>> Begin MATERIAL PROVIDED

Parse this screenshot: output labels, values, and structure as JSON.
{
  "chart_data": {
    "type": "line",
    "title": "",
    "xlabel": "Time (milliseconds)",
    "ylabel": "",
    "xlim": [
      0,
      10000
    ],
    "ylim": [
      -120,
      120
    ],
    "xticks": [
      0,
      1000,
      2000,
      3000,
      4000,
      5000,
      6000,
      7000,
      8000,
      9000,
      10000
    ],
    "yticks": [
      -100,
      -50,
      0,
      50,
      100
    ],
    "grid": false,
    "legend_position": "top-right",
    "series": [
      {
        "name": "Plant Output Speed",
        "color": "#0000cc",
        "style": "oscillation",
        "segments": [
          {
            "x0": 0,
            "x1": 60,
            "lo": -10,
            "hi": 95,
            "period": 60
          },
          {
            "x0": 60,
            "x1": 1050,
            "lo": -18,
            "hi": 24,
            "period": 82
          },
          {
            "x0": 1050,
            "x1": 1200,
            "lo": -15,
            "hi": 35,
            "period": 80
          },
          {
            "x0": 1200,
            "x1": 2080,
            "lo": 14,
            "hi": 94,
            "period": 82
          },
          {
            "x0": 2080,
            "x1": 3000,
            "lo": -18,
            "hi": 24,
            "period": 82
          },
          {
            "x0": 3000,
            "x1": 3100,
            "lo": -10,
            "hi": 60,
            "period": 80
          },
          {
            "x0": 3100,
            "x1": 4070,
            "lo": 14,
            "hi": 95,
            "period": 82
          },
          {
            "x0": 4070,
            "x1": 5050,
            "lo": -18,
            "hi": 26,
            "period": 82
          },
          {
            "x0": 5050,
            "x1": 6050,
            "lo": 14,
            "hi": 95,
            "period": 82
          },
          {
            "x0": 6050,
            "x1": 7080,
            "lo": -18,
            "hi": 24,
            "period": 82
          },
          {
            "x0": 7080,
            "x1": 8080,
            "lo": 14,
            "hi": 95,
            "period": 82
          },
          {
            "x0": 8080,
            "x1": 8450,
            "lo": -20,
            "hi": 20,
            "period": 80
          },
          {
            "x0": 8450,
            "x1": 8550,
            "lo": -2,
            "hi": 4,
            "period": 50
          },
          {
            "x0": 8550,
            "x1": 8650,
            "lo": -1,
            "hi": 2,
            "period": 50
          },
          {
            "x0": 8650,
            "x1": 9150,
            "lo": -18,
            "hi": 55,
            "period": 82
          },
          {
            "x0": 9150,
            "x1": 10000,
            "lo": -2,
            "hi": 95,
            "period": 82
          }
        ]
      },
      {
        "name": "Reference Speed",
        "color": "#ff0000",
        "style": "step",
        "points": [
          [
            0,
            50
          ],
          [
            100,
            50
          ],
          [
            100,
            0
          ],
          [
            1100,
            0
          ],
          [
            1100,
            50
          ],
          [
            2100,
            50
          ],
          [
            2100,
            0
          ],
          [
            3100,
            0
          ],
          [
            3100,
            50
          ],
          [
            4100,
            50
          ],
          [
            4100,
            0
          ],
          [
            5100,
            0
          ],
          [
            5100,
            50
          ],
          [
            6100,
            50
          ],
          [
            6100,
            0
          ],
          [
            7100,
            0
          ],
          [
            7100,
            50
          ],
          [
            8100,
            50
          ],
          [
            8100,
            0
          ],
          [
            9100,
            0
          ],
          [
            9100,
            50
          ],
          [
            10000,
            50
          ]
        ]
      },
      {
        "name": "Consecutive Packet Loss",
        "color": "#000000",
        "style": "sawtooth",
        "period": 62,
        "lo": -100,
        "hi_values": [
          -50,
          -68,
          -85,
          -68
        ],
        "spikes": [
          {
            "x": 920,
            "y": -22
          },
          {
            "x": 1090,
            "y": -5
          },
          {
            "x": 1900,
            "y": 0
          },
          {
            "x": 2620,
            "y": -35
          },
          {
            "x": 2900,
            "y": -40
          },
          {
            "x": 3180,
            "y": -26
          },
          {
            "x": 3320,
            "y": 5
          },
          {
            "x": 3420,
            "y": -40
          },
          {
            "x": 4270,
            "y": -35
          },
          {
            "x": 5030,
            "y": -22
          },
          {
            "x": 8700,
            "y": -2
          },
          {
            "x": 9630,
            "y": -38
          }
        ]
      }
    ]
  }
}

>> End MATERIAL PROVIDED

WRITTEN PROBLEM:
What do the records say? Quote them all exactly.

ANSWER TO THE TASK:
Parse this screenshot: output labels, values, and structure as JSON.
{
  "chart_data": {
    "type": "line",
    "title": "",
    "xlabel": "Time (milliseconds)",
    "ylabel": "",
    "xlim": [
      0,
      10000
    ],
    "ylim": [
      -120,
      120
    ],
    "xticks": [
      0,
      1000,
      2000,
      3000,
      4000,
      5000,
      6000,
      7000,
      8000,
      9000,
      10000
    ],
    "yticks": [
      -100,
      -50,
      0,
      50,
      100
    ],
    "grid": false,
    "legend_position": "top-right",
    "series": [
      {
        "name": "Plant Output Speed",
        "color": "#0000cc",
        "style": "oscillation",
        "segments": [
          {
            "x0": 0,
            "x1": 60,
            "lo": -10,
            "hi": 95,
            "period": 60
          },
          {
            "x0": 60,
            "x1": 1050,
            "lo": -18,
            "hi": 24,
            "period": 82
          },
          {
            "x0": 1050,
            "x1": 1200,
            "lo": -15,
            "hi": 35,
            "period": 80
          },
          {
            "x0": 1200,
            "x1": 2080,
            "lo": 14,
            "hi": 94,
            "period": 82
          },
          {
            "x0": 2080,
            "x1": 3000,
            "lo": -18,
            "hi": 24,
            "period": 82
          },
          {
            "x0": 3000,
            "x1": 3100,
            "lo": -10,
            "hi": 60,
            "period": 80
          },
          {
            "x0": 3100,
            "x1": 4070,
            "lo": 14,
            "hi": 95,
            "period": 82
          },
          {
            "x0": 4070,
            "x1": 5050,
            "lo": -18,
            "hi": 26,
            "period": 82
          },
          {
            "x0": 5050,
            "x1": 6050,
            "lo": 14,
            "hi": 95,
            "period": 82
          },
          {
            "x0": 6050,
            "x1": 7080,
            "lo": -18,
            "hi": 24,
            "period": 82
          },
          {
            "x0": 7080,
            "x1": 8080,
            "lo": 14,
            "hi": 95,
            "period": 82
          },
          {
            "x0": 8080,
            "x1": 8450,
            "lo": -20,
            "hi": 20,
            "period": 80
          },
          {
            "x0": 8450,
            "x1": 8550,
            "lo": -2,
            "hi": 4,
            "period": 50
          },
          {
            "x0": 8550,
            "x1": 8650,
            "lo": -1,
            "hi": 2,
            "period": 50
          },
          {
            "x0": 8650,
            "x1": 9150,
            "lo": -18,
            "hi": 55,
            "period": 82
          },
          {
            "x0": 9150,
            "x1": 10000,
            "lo": -2,
            "hi": 95,
            "period": 82
          }
        ]
      },
      {
        "name": "Reference Speed",
        "color": "#ff0000",
        "style": "step",
        "points": [
          [
            0,
            50
          ],
          [
            100,
            50
          ],
          [
            100,
            0
          ],
          [
            1100,
            0
          ],
          [
            1100,
            50
          ],
          [
            2100,
            50
          ],
          [
            2100,
            0
          ],
          [
            3100,
            0
          ],
          [
            3100,
            50
          ],
          [
            4100,
            50
          ],
          [
            4100,
            0
          ],
          [
            5100,
            0
          ],
          [
            5100,
            50
          ],
          [
            6100,
            50
          ],
          [
            6100,
            0
          ],
          [
            7100,
            0
          ],
          [
            7100,
            50
          ],
          [
            8100,
            50
          ],
          [
            8100,
            0
          ],
          [
            9100,
            0
          ],
          [
            9100,
            50
          ],
          [
            10000,
            50
          ]
        ]
      },
      {
        "name": "Consecutive Packet Loss",
        "color": "#000000",
        "style": "sawtooth",
        "period": 62,
        "lo": -100,
        "hi_values": [
          -50,
          -68,
          -85,
          -68
        ],
        "spikes": [
          {
            "x": 920,
            "y": -22
          },
          {
            "x": 1090,
            "y": -5
          },
          {
            "x": 1900,
            "y": 0
          },
          {
            "x": 2620,
            "y": -35
          },
          {
            "x": 2900,
            "y": -40
          },
          {
            "x": 3180,
            "y": -26
          },
          {
            "x": 3320,
            "y": 5
          },
          {
            "x": 3420,
            "y": -40
          },
          {
            "x": 4270,
            "y": -35
          },
          {
            "x": 5030,
            "y": -22
          },
          {
            "x": 8700,
            "y": -2
          },
          {
            "x": 9630,
            "y": -38
          }
        ]
      }
    ]
  }
}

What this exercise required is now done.